Return the records in full, exactly as given.

Dataset records:
____________

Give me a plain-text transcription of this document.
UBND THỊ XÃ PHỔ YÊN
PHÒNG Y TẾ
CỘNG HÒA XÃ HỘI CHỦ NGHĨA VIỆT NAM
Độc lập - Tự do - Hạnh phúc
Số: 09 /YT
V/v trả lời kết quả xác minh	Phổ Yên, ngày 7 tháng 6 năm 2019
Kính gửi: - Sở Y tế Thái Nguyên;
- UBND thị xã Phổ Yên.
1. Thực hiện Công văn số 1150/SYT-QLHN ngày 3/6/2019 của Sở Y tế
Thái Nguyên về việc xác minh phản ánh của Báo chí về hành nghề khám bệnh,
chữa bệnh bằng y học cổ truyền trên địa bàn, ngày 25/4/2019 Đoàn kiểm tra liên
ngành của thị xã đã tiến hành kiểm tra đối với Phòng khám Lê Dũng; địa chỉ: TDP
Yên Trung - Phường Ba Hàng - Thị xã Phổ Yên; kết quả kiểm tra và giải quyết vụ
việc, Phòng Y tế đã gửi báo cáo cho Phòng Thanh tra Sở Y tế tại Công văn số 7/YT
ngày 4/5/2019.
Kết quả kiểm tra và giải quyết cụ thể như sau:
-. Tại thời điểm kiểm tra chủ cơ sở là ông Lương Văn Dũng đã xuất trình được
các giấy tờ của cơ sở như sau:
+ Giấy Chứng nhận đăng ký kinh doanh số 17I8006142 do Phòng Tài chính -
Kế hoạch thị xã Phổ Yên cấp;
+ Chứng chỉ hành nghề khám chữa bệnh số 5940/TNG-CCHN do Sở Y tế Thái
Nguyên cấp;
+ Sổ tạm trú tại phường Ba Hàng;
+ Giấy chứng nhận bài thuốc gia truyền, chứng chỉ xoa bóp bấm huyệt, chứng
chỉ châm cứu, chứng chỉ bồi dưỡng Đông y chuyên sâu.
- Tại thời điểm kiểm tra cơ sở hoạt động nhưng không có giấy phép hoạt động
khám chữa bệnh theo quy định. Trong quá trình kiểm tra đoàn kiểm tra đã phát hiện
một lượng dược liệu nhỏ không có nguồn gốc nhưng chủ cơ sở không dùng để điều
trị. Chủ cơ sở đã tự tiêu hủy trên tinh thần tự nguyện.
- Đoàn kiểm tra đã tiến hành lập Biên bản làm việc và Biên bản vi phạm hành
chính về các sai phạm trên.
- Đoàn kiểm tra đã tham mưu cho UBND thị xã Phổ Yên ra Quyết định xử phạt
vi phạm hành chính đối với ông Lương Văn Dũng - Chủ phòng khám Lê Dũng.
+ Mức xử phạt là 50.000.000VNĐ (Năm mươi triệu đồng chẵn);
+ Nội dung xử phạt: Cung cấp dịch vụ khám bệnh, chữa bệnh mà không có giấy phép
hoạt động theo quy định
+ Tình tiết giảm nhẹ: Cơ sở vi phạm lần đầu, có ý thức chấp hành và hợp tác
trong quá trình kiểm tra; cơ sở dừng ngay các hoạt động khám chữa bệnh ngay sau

____________

* **Worked solution**:
Give me a plain-text transcription of this document.
UBND THỊ XÃ PHỔ YÊN
PHÒNG Y TẾ
CỘNG HÒA XÃ HỘI CHỦ NGHĨA VIỆT NAM
Độc lập - Tự do - Hạnh phúc
Số: 09 /YT
V/v trả lời kết quả xác minh	Phổ Yên, ngày 7 tháng 6 năm 2019
Kính gửi: - Sở Y tế Thái Nguyên;
- UBND thị xã Phổ Yên.
1. Thực hiện Công văn số 1150/SYT-QLHN ngày 3/6/2019 của Sở Y tế
Thái Nguyên về việc xác minh phản ánh của Báo chí về hành nghề khám bệnh,
chữa bệnh bằng y học cổ truyền trên địa bàn, ngày 25/4/2019 Đoàn kiểm tra liên
ngành của thị xã đã tiến hành kiểm tra đối với Phòng khám Lê Dũng; địa chỉ: TDP
Yên Trung - Phường Ba Hàng - Thị xã Phổ Yên; kết quả kiểm tra và giải quyết vụ
việc, Phòng Y tế đã gửi báo cáo cho Phòng Thanh tra Sở Y tế tại Công văn số 7/YT
ngày 4/5/2019.
Kết quả kiểm tra và giải quyết cụ thể như sau:
-. Tại thời điểm kiểm tra chủ cơ sở là ông Lương Văn Dũng đã xuất trình được
các giấy tờ của cơ sở như sau:
+ Giấy Chứng nhận đăng ký kinh doanh số 17I8006142 do Phòng Tài chính -
Kế hoạch thị xã Phổ Yên cấp;
+ Chứng chỉ hành nghề khám chữa bệnh số 5940/TNG-CCHN do Sở Y tế Thái
Nguyên cấp;
+ Sổ tạm trú tại phường Ba Hàng;
+ Giấy chứng nhận bài thuốc gia truyền, chứng chỉ xoa bóp bấm huyệt, chứng
chỉ châm cứu, chứng chỉ bồi dưỡng Đông y chuyên sâu.
- Tại thời điểm kiểm tra cơ sở hoạt động nhưng không có giấy phép hoạt động
khám chữa bệnh theo quy định. Trong quá trình kiểm tra đoàn kiểm tra đã phát hiện
một lượng dược liệu nhỏ không có nguồn gốc nhưng chủ cơ sở không dùng để điều
trị. Chủ cơ sở đã tự tiêu hủy trên tinh thần tự nguyện.
- Đoàn kiểm tra đã tiến hành lập Biên bản làm việc và Biên bản vi phạm hành
chính về các sai phạm trên.
- Đoàn kiểm tra đã tham mưu cho UBND thị xã Phổ Yên ra Quyết định xử phạt
vi phạm hành chính đối với ông Lương Văn Dũng - Chủ phòng khám Lê Dũng.
+ Mức xử phạt là 50.000.000VNĐ (Năm mươi triệu đồng chẵn);
+ Nội dung xử phạt: Cung cấp dịch vụ khám bệnh, chữa bệnh mà không có giấy phép
hoạt động theo quy định
+ Tình tiết giảm nhẹ: Cơ sở vi phạm lần đầu, có ý thức chấp hành và hợp tác
trong quá trình kiểm tra; cơ sở dừng ngay các hoạt động khám chữa bệnh ngay sau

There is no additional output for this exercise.